Input data:
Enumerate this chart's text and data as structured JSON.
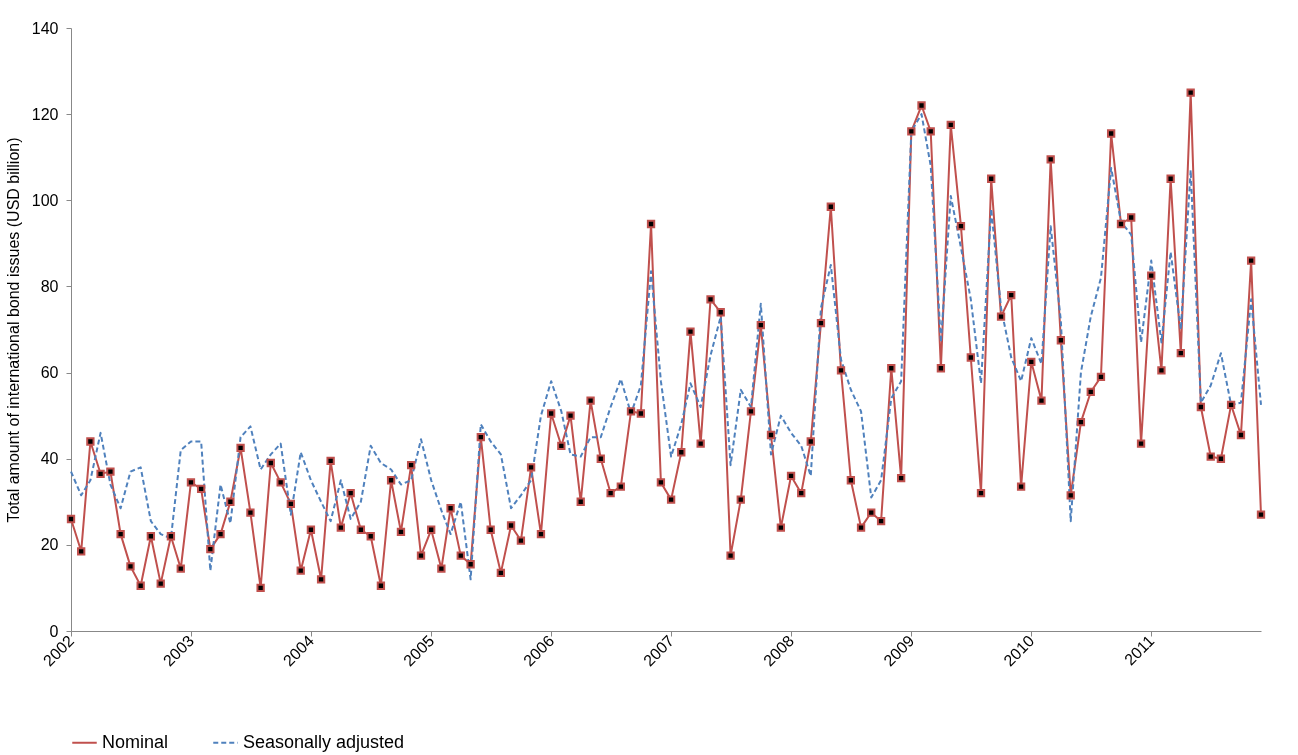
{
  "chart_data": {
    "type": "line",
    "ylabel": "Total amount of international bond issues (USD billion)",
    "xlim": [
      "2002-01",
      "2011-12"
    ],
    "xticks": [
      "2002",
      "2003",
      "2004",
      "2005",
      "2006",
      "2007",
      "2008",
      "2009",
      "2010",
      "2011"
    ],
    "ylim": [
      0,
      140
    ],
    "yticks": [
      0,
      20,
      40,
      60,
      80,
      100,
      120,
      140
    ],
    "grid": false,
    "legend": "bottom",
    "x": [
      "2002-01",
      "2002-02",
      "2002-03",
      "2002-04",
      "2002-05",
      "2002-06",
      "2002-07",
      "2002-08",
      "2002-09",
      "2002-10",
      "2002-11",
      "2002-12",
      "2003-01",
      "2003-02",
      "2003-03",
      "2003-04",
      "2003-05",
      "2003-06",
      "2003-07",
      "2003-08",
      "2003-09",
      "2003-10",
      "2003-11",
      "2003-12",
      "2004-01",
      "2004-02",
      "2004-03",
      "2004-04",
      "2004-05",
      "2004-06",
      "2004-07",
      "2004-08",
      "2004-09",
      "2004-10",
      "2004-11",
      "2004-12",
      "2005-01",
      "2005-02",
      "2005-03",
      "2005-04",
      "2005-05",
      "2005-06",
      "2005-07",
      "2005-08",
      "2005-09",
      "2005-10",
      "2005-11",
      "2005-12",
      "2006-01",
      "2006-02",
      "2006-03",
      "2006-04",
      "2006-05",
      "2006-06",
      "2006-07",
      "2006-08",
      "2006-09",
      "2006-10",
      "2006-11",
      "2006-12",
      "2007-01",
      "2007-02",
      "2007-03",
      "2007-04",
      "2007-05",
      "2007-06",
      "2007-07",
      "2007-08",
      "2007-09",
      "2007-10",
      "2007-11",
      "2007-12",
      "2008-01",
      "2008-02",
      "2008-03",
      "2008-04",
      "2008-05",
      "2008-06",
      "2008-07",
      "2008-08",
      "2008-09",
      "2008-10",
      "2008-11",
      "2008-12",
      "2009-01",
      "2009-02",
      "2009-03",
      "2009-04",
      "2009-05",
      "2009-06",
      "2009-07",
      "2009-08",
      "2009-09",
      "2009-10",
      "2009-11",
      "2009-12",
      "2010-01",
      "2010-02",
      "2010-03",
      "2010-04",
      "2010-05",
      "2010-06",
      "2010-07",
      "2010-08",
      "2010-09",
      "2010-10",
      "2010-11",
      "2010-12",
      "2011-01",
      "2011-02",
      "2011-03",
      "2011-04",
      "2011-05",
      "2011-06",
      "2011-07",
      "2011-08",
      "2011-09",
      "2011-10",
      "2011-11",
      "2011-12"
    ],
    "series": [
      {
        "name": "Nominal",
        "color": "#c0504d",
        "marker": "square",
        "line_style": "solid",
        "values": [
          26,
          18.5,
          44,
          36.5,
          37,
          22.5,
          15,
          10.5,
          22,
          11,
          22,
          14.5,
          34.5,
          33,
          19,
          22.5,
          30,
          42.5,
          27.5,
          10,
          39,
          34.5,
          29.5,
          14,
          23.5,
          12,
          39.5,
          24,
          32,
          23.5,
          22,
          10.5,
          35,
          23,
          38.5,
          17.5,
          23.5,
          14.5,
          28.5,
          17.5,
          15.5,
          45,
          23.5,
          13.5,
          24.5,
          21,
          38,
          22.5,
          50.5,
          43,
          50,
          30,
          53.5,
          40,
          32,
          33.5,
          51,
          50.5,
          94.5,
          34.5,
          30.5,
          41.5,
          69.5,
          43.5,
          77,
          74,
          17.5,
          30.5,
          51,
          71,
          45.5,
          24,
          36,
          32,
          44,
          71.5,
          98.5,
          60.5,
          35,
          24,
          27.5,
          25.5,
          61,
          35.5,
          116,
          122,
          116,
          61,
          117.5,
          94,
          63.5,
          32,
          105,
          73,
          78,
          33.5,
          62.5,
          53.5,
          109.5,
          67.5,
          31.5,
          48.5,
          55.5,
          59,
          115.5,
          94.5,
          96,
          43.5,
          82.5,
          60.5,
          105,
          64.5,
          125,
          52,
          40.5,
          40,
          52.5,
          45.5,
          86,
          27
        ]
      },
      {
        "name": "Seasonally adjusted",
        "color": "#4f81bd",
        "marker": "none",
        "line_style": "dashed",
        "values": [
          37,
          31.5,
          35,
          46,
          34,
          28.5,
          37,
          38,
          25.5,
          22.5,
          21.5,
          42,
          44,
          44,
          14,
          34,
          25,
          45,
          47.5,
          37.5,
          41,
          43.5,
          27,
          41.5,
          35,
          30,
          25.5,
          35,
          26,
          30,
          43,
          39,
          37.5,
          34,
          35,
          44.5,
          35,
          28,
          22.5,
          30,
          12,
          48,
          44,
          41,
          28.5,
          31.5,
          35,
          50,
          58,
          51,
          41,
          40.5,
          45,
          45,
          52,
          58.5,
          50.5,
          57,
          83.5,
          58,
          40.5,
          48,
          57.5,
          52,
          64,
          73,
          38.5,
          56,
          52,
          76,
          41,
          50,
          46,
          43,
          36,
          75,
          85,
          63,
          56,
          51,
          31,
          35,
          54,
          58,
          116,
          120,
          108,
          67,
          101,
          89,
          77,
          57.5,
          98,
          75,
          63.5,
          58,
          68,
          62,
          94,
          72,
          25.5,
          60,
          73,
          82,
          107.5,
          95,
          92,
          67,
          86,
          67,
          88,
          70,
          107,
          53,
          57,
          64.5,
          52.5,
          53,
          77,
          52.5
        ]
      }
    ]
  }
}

Your goal: Leave every image out, and retype the material exactly.

Problem solution:
Enumerate this chart's text and data as structured JSON.
{
  "chart_data": {
    "type": "line",
    "ylabel": "Total amount of international bond issues (USD billion)",
    "xlim": [
      "2002-01",
      "2011-12"
    ],
    "xticks": [
      "2002",
      "2003",
      "2004",
      "2005",
      "2006",
      "2007",
      "2008",
      "2009",
      "2010",
      "2011"
    ],
    "ylim": [
      0,
      140
    ],
    "yticks": [
      0,
      20,
      40,
      60,
      80,
      100,
      120,
      140
    ],
    "grid": false,
    "legend": "bottom",
    "x": [
      "2002-01",
      "2002-02",
      "2002-03",
      "2002-04",
      "2002-05",
      "2002-06",
      "2002-07",
      "2002-08",
      "2002-09",
      "2002-10",
      "2002-11",
      "2002-12",
      "2003-01",
      "2003-02",
      "2003-03",
      "2003-04",
      "2003-05",
      "2003-06",
      "2003-07",
      "2003-08",
      "2003-09",
      "2003-10",
      "2003-11",
      "2003-12",
      "2004-01",
      "2004-02",
      "2004-03",
      "2004-04",
      "2004-05",
      "2004-06",
      "2004-07",
      "2004-08",
      "2004-09",
      "2004-10",
      "2004-11",
      "2004-12",
      "2005-01",
      "2005-02",
      "2005-03",
      "2005-04",
      "2005-05",
      "2005-06",
      "2005-07",
      "2005-08",
      "2005-09",
      "2005-10",
      "2005-11",
      "2005-12",
      "2006-01",
      "2006-02",
      "2006-03",
      "2006-04",
      "2006-05",
      "2006-06",
      "2006-07",
      "2006-08",
      "2006-09",
      "2006-10",
      "2006-11",
      "2006-12",
      "2007-01",
      "2007-02",
      "2007-03",
      "2007-04",
      "2007-05",
      "2007-06",
      "2007-07",
      "2007-08",
      "2007-09",
      "2007-10",
      "2007-11",
      "2007-12",
      "2008-01",
      "2008-02",
      "2008-03",
      "2008-04",
      "2008-05",
      "2008-06",
      "2008-07",
      "2008-08",
      "2008-09",
      "2008-10",
      "2008-11",
      "2008-12",
      "2009-01",
      "2009-02",
      "2009-03",
      "2009-04",
      "2009-05",
      "2009-06",
      "2009-07",
      "2009-08",
      "2009-09",
      "2009-10",
      "2009-11",
      "2009-12",
      "2010-01",
      "2010-02",
      "2010-03",
      "2010-04",
      "2010-05",
      "2010-06",
      "2010-07",
      "2010-08",
      "2010-09",
      "2010-10",
      "2010-11",
      "2010-12",
      "2011-01",
      "2011-02",
      "2011-03",
      "2011-04",
      "2011-05",
      "2011-06",
      "2011-07",
      "2011-08",
      "2011-09",
      "2011-10",
      "2011-11",
      "2011-12"
    ],
    "series": [
      {
        "name": "Nominal",
        "color": "#c0504d",
        "marker": "square",
        "line_style": "solid",
        "values": [
          26,
          18.5,
          44,
          36.5,
          37,
          22.5,
          15,
          10.5,
          22,
          11,
          22,
          14.5,
          34.5,
          33,
          19,
          22.5,
          30,
          42.5,
          27.5,
          10,
          39,
          34.5,
          29.5,
          14,
          23.5,
          12,
          39.5,
          24,
          32,
          23.5,
          22,
          10.5,
          35,
          23,
          38.5,
          17.5,
          23.5,
          14.5,
          28.5,
          17.5,
          15.5,
          45,
          23.5,
          13.5,
          24.5,
          21,
          38,
          22.5,
          50.5,
          43,
          50,
          30,
          53.5,
          40,
          32,
          33.5,
          51,
          50.5,
          94.5,
          34.5,
          30.5,
          41.5,
          69.5,
          43.5,
          77,
          74,
          17.5,
          30.5,
          51,
          71,
          45.5,
          24,
          36,
          32,
          44,
          71.5,
          98.5,
          60.5,
          35,
          24,
          27.5,
          25.5,
          61,
          35.5,
          116,
          122,
          116,
          61,
          117.5,
          94,
          63.5,
          32,
          105,
          73,
          78,
          33.5,
          62.5,
          53.5,
          109.5,
          67.5,
          31.5,
          48.5,
          55.5,
          59,
          115.5,
          94.5,
          96,
          43.5,
          82.5,
          60.5,
          105,
          64.5,
          125,
          52,
          40.5,
          40,
          52.5,
          45.5,
          86,
          27
        ]
      },
      {
        "name": "Seasonally adjusted",
        "color": "#4f81bd",
        "marker": "none",
        "line_style": "dashed",
        "values": [
          37,
          31.5,
          35,
          46,
          34,
          28.5,
          37,
          38,
          25.5,
          22.5,
          21.5,
          42,
          44,
          44,
          14,
          34,
          25,
          45,
          47.5,
          37.5,
          41,
          43.5,
          27,
          41.5,
          35,
          30,
          25.5,
          35,
          26,
          30,
          43,
          39,
          37.5,
          34,
          35,
          44.5,
          35,
          28,
          22.5,
          30,
          12,
          48,
          44,
          41,
          28.5,
          31.5,
          35,
          50,
          58,
          51,
          41,
          40.5,
          45,
          45,
          52,
          58.5,
          50.5,
          57,
          83.5,
          58,
          40.5,
          48,
          57.5,
          52,
          64,
          73,
          38.5,
          56,
          52,
          76,
          41,
          50,
          46,
          43,
          36,
          75,
          85,
          63,
          56,
          51,
          31,
          35,
          54,
          58,
          116,
          120,
          108,
          67,
          101,
          89,
          77,
          57.5,
          98,
          75,
          63.5,
          58,
          68,
          62,
          94,
          72,
          25.5,
          60,
          73,
          82,
          107.5,
          95,
          92,
          67,
          86,
          67,
          88,
          70,
          107,
          53,
          57,
          64.5,
          52.5,
          53,
          77,
          52.5
        ]
      }
    ]
  }
}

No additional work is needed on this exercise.